● **EXERCISE PROMPT**:
Give the entries back exactly, dropping each image.

● **EXERCISE INPUTS**:

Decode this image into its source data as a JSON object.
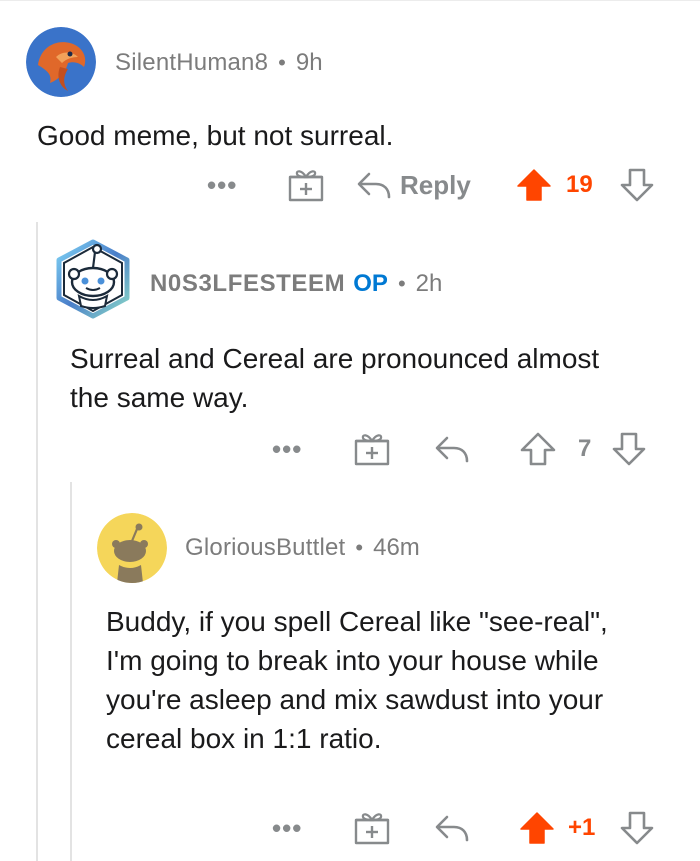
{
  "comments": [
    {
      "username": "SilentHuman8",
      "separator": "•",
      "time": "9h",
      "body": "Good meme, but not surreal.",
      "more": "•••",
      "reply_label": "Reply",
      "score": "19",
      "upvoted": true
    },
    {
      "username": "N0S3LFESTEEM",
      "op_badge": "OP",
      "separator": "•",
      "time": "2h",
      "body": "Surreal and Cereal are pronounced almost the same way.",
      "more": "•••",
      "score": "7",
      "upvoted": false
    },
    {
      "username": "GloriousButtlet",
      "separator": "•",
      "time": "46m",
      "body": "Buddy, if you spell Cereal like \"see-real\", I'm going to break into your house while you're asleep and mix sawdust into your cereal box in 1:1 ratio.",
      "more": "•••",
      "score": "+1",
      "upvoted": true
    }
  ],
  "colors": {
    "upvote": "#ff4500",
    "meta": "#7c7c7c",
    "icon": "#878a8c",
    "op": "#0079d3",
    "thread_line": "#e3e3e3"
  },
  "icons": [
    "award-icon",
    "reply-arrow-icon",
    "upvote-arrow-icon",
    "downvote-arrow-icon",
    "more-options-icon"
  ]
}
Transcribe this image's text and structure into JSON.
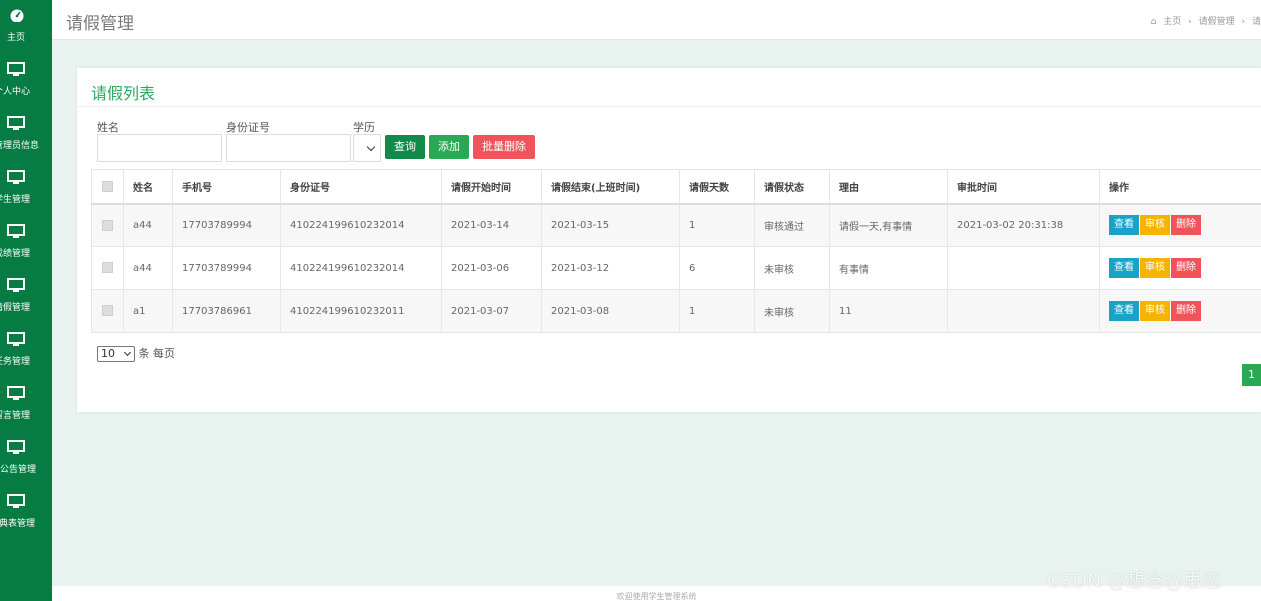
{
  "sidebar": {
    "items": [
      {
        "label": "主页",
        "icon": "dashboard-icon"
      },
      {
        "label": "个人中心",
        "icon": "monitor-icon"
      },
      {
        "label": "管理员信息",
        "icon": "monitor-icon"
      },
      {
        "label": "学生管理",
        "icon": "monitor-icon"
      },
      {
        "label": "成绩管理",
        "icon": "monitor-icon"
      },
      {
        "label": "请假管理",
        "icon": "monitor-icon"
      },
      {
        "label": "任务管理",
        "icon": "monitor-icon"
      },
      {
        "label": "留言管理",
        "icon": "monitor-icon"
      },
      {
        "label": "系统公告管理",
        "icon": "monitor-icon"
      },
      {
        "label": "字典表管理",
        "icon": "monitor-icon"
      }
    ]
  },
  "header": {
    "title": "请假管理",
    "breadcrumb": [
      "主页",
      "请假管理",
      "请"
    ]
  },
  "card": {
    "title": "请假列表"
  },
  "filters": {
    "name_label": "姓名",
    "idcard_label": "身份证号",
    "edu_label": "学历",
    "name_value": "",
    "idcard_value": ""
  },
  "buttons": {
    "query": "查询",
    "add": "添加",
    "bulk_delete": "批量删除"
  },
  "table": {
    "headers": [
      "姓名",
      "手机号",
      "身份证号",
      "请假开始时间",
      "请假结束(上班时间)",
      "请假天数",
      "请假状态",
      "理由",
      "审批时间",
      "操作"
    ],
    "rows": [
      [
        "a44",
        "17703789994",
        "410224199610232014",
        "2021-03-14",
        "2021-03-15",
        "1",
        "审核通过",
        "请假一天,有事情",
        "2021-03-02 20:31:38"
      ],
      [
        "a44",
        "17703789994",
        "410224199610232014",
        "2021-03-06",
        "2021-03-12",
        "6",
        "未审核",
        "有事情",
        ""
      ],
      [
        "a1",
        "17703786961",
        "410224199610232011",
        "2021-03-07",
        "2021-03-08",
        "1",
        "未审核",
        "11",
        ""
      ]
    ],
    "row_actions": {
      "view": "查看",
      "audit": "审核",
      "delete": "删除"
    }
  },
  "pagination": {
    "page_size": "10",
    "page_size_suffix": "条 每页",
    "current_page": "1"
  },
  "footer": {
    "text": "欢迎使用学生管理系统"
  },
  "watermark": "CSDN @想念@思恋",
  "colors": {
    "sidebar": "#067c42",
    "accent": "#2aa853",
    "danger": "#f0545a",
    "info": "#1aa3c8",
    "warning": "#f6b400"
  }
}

● **PROBLEM SOLUTION**:
Decode this image into its source data as a JSON object.
{
  "comments": [
    {
      "username": "SilentHuman8",
      "separator": "•",
      "time": "9h",
      "body": "Good meme, but not surreal.",
      "more": "•••",
      "reply_label": "Reply",
      "score": "19",
      "upvoted": true
    },
    {
      "username": "N0S3LFESTEEM",
      "op_badge": "OP",
      "separator": "•",
      "time": "2h",
      "body": "Surreal and Cereal are pronounced almost the same way.",
      "more": "•••",
      "score": "7",
      "upvoted": false
    },
    {
      "username": "GloriousButtlet",
      "separator": "•",
      "time": "46m",
      "body": "Buddy, if you spell Cereal like \"see-real\", I'm going to break into your house while you're asleep and mix sawdust into your cereal box in 1:1 ratio.",
      "more": "•••",
      "score": "+1",
      "upvoted": true
    }
  ],
  "colors": {
    "upvote": "#ff4500",
    "meta": "#7c7c7c",
    "icon": "#878a8c",
    "op": "#0079d3",
    "thread_line": "#e3e3e3"
  },
  "icons": [
    "award-icon",
    "reply-arrow-icon",
    "upvote-arrow-icon",
    "downvote-arrow-icon",
    "more-options-icon"
  ]
}
Transcribe this image's text and structure into JSON.
{
  "sidebar": {
    "items": [
      {
        "label": "主页",
        "icon": "dashboard-icon"
      },
      {
        "label": "个人中心",
        "icon": "monitor-icon"
      },
      {
        "label": "管理员信息",
        "icon": "monitor-icon"
      },
      {
        "label": "学生管理",
        "icon": "monitor-icon"
      },
      {
        "label": "成绩管理",
        "icon": "monitor-icon"
      },
      {
        "label": "请假管理",
        "icon": "monitor-icon"
      },
      {
        "label": "任务管理",
        "icon": "monitor-icon"
      },
      {
        "label": "留言管理",
        "icon": "monitor-icon"
      },
      {
        "label": "系统公告管理",
        "icon": "monitor-icon"
      },
      {
        "label": "字典表管理",
        "icon": "monitor-icon"
      }
    ]
  },
  "header": {
    "title": "请假管理",
    "breadcrumb": [
      "主页",
      "请假管理",
      "请"
    ]
  },
  "card": {
    "title": "请假列表"
  },
  "filters": {
    "name_label": "姓名",
    "idcard_label": "身份证号",
    "edu_label": "学历",
    "name_value": "",
    "idcard_value": ""
  },
  "buttons": {
    "query": "查询",
    "add": "添加",
    "bulk_delete": "批量删除"
  },
  "table": {
    "headers": [
      "姓名",
      "手机号",
      "身份证号",
      "请假开始时间",
      "请假结束(上班时间)",
      "请假天数",
      "请假状态",
      "理由",
      "审批时间",
      "操作"
    ],
    "rows": [
      [
        "a44",
        "17703789994",
        "410224199610232014",
        "2021-03-14",
        "2021-03-15",
        "1",
        "审核通过",
        "请假一天,有事情",
        "2021-03-02 20:31:38"
      ],
      [
        "a44",
        "17703789994",
        "410224199610232014",
        "2021-03-06",
        "2021-03-12",
        "6",
        "未审核",
        "有事情",
        ""
      ],
      [
        "a1",
        "17703786961",
        "410224199610232011",
        "2021-03-07",
        "2021-03-08",
        "1",
        "未审核",
        "11",
        ""
      ]
    ],
    "row_actions": {
      "view": "查看",
      "audit": "审核",
      "delete": "删除"
    }
  },
  "pagination": {
    "page_size": "10",
    "page_size_suffix": "条 每页",
    "current_page": "1"
  },
  "footer": {
    "text": "欢迎使用学生管理系统"
  },
  "watermark": "CSDN @想念@思恋",
  "colors": {
    "sidebar": "#067c42",
    "accent": "#2aa853",
    "danger": "#f0545a",
    "info": "#1aa3c8",
    "warning": "#f6b400"
  }
}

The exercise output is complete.